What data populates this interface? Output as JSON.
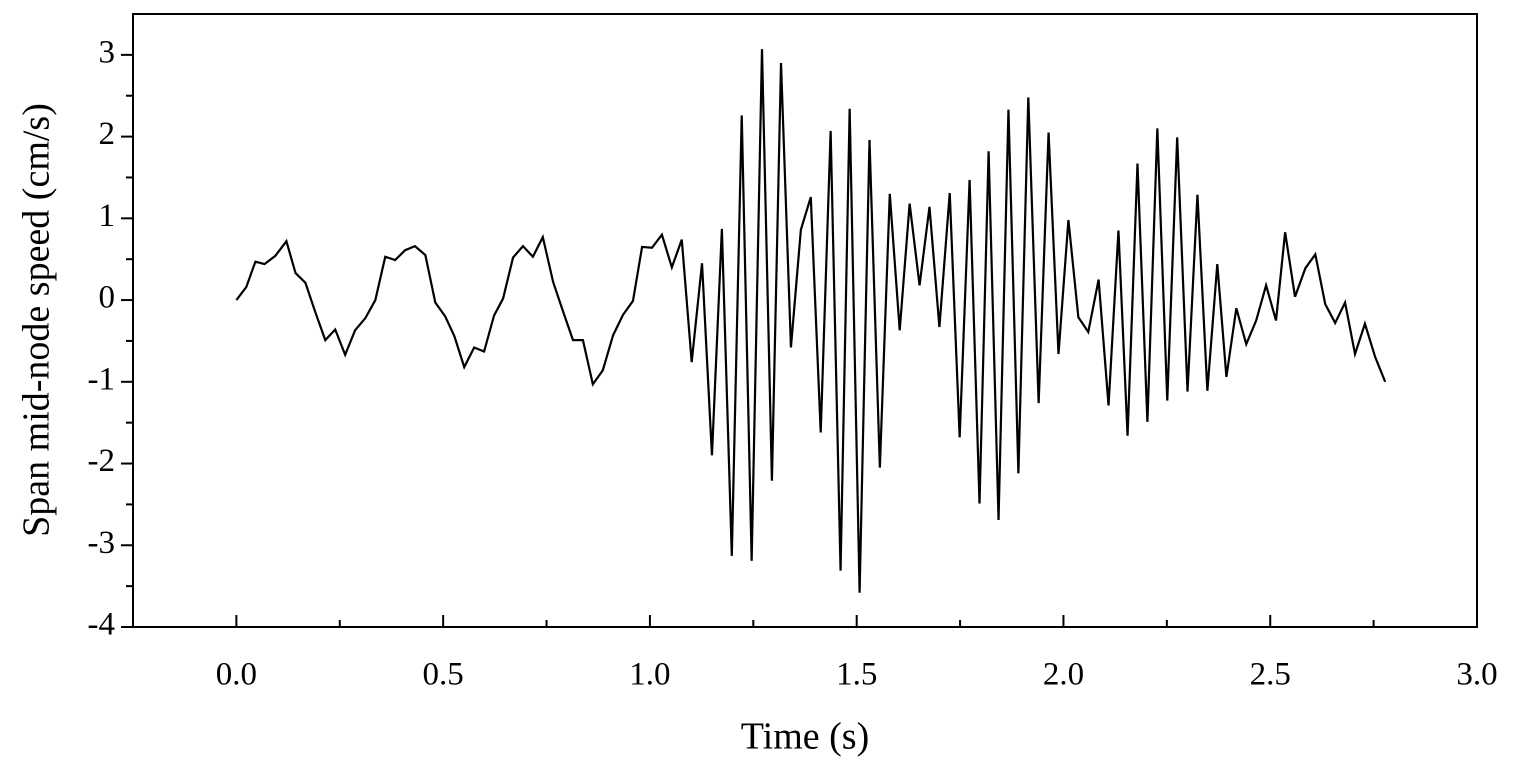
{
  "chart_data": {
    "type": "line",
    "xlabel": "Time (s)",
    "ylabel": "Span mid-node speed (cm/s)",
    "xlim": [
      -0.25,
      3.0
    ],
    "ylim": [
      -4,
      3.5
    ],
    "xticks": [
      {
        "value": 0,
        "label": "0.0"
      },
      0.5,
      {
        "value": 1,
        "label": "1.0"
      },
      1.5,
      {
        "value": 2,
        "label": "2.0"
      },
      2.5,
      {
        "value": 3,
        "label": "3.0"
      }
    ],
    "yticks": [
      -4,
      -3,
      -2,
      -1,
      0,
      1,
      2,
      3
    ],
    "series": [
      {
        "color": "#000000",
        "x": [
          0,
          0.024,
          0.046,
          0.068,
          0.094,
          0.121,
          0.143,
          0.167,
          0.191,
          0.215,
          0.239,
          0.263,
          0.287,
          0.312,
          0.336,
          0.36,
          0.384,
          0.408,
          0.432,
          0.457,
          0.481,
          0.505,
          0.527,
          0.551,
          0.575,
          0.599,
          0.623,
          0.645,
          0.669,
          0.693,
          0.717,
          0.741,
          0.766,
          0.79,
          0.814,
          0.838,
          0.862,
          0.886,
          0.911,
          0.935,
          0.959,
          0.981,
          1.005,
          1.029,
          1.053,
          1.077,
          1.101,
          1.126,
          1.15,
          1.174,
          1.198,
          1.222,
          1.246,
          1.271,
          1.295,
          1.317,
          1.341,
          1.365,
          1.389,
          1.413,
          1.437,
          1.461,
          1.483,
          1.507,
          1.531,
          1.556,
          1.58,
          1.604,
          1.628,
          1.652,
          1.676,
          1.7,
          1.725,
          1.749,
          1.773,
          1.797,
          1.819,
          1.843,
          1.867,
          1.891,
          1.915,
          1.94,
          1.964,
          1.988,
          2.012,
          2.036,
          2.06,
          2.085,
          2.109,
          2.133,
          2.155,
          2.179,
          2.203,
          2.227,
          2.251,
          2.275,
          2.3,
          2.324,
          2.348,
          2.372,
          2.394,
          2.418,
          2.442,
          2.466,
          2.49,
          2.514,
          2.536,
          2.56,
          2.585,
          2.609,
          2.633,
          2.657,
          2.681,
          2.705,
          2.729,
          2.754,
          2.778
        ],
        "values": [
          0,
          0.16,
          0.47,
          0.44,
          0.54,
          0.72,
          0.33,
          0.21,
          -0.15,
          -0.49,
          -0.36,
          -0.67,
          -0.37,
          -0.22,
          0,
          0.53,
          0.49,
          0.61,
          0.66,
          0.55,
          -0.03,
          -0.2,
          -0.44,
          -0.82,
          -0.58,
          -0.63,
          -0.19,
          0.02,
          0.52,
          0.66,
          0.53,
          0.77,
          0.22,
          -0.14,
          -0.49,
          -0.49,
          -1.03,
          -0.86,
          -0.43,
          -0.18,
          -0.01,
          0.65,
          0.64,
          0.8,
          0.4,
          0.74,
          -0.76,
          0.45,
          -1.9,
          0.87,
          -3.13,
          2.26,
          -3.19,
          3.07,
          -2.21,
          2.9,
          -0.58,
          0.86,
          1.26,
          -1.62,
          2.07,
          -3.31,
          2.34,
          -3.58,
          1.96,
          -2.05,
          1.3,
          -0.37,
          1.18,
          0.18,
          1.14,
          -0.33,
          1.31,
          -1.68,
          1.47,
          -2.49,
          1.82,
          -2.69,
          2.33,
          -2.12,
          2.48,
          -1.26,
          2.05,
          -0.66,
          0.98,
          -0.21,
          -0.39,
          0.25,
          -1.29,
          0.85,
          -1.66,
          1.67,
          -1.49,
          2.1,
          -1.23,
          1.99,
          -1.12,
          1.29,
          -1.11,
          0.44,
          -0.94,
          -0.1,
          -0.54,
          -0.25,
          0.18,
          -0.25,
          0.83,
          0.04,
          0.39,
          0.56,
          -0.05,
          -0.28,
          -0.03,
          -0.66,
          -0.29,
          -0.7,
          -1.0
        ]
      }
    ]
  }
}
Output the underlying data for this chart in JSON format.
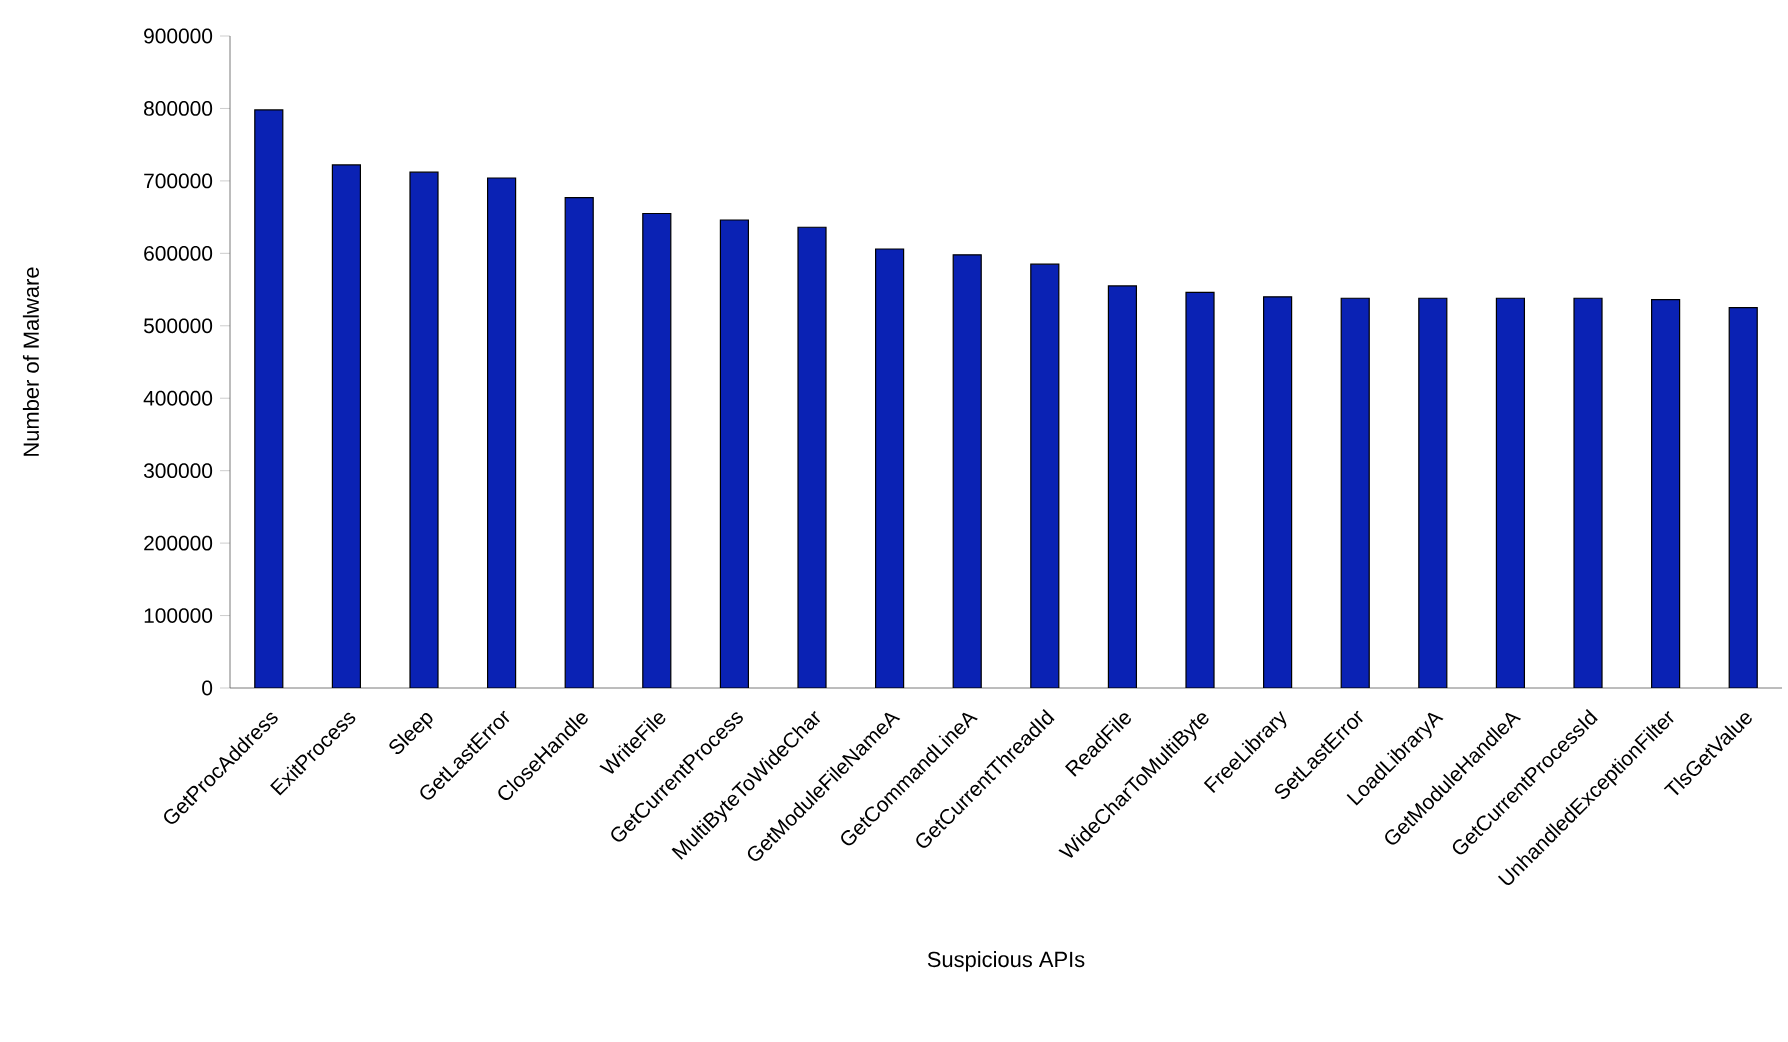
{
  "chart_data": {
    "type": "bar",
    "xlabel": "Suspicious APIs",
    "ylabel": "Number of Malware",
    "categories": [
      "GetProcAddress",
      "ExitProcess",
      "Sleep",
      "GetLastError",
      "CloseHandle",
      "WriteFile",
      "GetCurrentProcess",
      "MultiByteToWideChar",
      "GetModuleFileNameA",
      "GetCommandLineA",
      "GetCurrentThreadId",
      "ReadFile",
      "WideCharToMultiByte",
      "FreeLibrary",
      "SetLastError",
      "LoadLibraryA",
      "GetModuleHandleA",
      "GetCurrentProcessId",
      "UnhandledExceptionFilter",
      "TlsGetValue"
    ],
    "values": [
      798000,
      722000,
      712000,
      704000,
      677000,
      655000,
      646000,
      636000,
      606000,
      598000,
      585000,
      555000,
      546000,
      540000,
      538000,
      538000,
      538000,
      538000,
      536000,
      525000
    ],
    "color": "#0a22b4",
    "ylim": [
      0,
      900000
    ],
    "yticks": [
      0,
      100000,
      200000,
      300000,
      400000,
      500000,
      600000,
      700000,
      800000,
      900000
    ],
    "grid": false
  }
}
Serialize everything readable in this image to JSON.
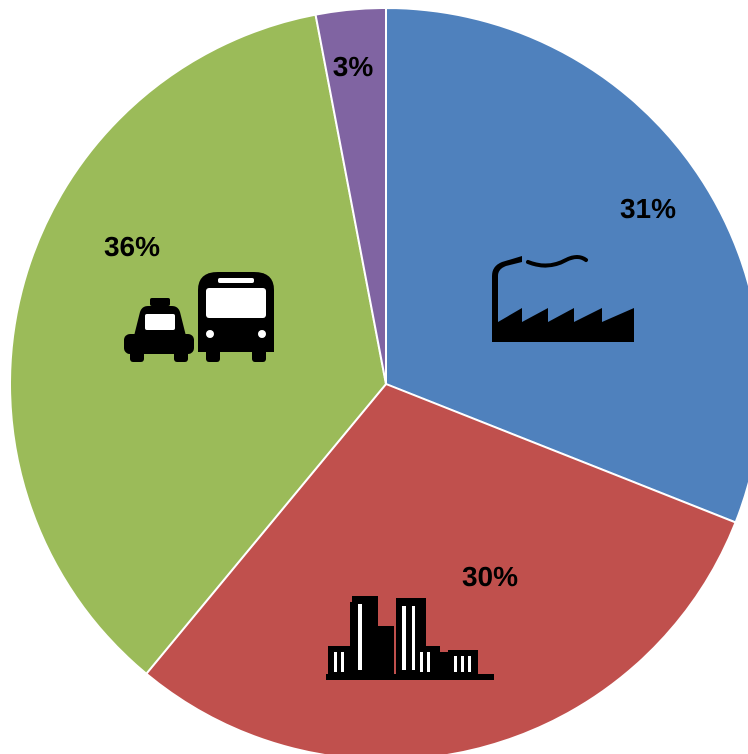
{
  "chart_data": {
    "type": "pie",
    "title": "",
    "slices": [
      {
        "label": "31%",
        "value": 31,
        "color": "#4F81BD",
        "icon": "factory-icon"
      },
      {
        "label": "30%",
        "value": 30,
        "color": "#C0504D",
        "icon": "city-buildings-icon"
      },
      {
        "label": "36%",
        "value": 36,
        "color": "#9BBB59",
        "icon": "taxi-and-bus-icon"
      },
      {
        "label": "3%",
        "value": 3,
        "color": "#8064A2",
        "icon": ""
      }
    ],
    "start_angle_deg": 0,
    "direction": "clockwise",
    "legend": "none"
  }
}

------------

## Set task:
Reproduce the material word for word, minus the images.

## Result of the exercise:
What data populates this interface? Output as JSON.
{
  "chart_data": {
    "type": "line",
    "xlabel": "Time (s)",
    "ylabel": "Span mid-node speed (cm/s)",
    "xlim": [
      -0.25,
      3.0
    ],
    "ylim": [
      -4,
      3.5
    ],
    "xticks": [
      {
        "value": 0,
        "label": "0.0"
      },
      0.5,
      {
        "value": 1,
        "label": "1.0"
      },
      1.5,
      {
        "value": 2,
        "label": "2.0"
      },
      2.5,
      {
        "value": 3,
        "label": "3.0"
      }
    ],
    "yticks": [
      -4,
      -3,
      -2,
      -1,
      0,
      1,
      2,
      3
    ],
    "series": [
      {
        "color": "#000000",
        "x": [
          0,
          0.024,
          0.046,
          0.068,
          0.094,
          0.121,
          0.143,
          0.167,
          0.191,
          0.215,
          0.239,
          0.263,
          0.287,
          0.312,
          0.336,
          0.36,
          0.384,
          0.408,
          0.432,
          0.457,
          0.481,
          0.505,
          0.527,
          0.551,
          0.575,
          0.599,
          0.623,
          0.645,
          0.669,
          0.693,
          0.717,
          0.741,
          0.766,
          0.79,
          0.814,
          0.838,
          0.862,
          0.886,
          0.911,
          0.935,
          0.959,
          0.981,
          1.005,
          1.029,
          1.053,
          1.077,
          1.101,
          1.126,
          1.15,
          1.174,
          1.198,
          1.222,
          1.246,
          1.271,
          1.295,
          1.317,
          1.341,
          1.365,
          1.389,
          1.413,
          1.437,
          1.461,
          1.483,
          1.507,
          1.531,
          1.556,
          1.58,
          1.604,
          1.628,
          1.652,
          1.676,
          1.7,
          1.725,
          1.749,
          1.773,
          1.797,
          1.819,
          1.843,
          1.867,
          1.891,
          1.915,
          1.94,
          1.964,
          1.988,
          2.012,
          2.036,
          2.06,
          2.085,
          2.109,
          2.133,
          2.155,
          2.179,
          2.203,
          2.227,
          2.251,
          2.275,
          2.3,
          2.324,
          2.348,
          2.372,
          2.394,
          2.418,
          2.442,
          2.466,
          2.49,
          2.514,
          2.536,
          2.56,
          2.585,
          2.609,
          2.633,
          2.657,
          2.681,
          2.705,
          2.729,
          2.754,
          2.778
        ],
        "values": [
          0,
          0.16,
          0.47,
          0.44,
          0.54,
          0.72,
          0.33,
          0.21,
          -0.15,
          -0.49,
          -0.36,
          -0.67,
          -0.37,
          -0.22,
          0,
          0.53,
          0.49,
          0.61,
          0.66,
          0.55,
          -0.03,
          -0.2,
          -0.44,
          -0.82,
          -0.58,
          -0.63,
          -0.19,
          0.02,
          0.52,
          0.66,
          0.53,
          0.77,
          0.22,
          -0.14,
          -0.49,
          -0.49,
          -1.03,
          -0.86,
          -0.43,
          -0.18,
          -0.01,
          0.65,
          0.64,
          0.8,
          0.4,
          0.74,
          -0.76,
          0.45,
          -1.9,
          0.87,
          -3.13,
          2.26,
          -3.19,
          3.07,
          -2.21,
          2.9,
          -0.58,
          0.86,
          1.26,
          -1.62,
          2.07,
          -3.31,
          2.34,
          -3.58,
          1.96,
          -2.05,
          1.3,
          -0.37,
          1.18,
          0.18,
          1.14,
          -0.33,
          1.31,
          -1.68,
          1.47,
          -2.49,
          1.82,
          -2.69,
          2.33,
          -2.12,
          2.48,
          -1.26,
          2.05,
          -0.66,
          0.98,
          -0.21,
          -0.39,
          0.25,
          -1.29,
          0.85,
          -1.66,
          1.67,
          -1.49,
          2.1,
          -1.23,
          1.99,
          -1.12,
          1.29,
          -1.11,
          0.44,
          -0.94,
          -0.1,
          -0.54,
          -0.25,
          0.18,
          -0.25,
          0.83,
          0.04,
          0.39,
          0.56,
          -0.05,
          -0.28,
          -0.03,
          -0.66,
          -0.29,
          -0.7,
          -1.0
        ]
      }
    ]
  }
}
Output the underlying data for this chart in JSON format.
{
  "chart_data": {
    "type": "bar",
    "xlabel": "Suspicious APIs",
    "ylabel": "Number of Malware",
    "categories": [
      "GetProcAddress",
      "ExitProcess",
      "Sleep",
      "GetLastError",
      "CloseHandle",
      "WriteFile",
      "GetCurrentProcess",
      "MultiByteToWideChar",
      "GetModuleFileNameA",
      "GetCommandLineA",
      "GetCurrentThreadId",
      "ReadFile",
      "WideCharToMultiByte",
      "FreeLibrary",
      "SetLastError",
      "LoadLibraryA",
      "GetModuleHandleA",
      "GetCurrentProcessId",
      "UnhandledExceptionFilter",
      "TlsGetValue"
    ],
    "values": [
      798000,
      722000,
      712000,
      704000,
      677000,
      655000,
      646000,
      636000,
      606000,
      598000,
      585000,
      555000,
      546000,
      540000,
      538000,
      538000,
      538000,
      538000,
      536000,
      525000
    ],
    "color": "#0a22b4",
    "ylim": [
      0,
      900000
    ],
    "yticks": [
      0,
      100000,
      200000,
      300000,
      400000,
      500000,
      600000,
      700000,
      800000,
      900000
    ],
    "grid": false
  }
}
Serialize everything readable in this image to JSON.
{
  "chart_data": {
    "type": "pie",
    "title": "",
    "slices": [
      {
        "label": "31%",
        "value": 31,
        "color": "#4F81BD",
        "icon": "factory-icon"
      },
      {
        "label": "30%",
        "value": 30,
        "color": "#C0504D",
        "icon": "city-buildings-icon"
      },
      {
        "label": "36%",
        "value": 36,
        "color": "#9BBB59",
        "icon": "taxi-and-bus-icon"
      },
      {
        "label": "3%",
        "value": 3,
        "color": "#8064A2",
        "icon": ""
      }
    ],
    "start_angle_deg": 0,
    "direction": "clockwise",
    "legend": "none"
  }
}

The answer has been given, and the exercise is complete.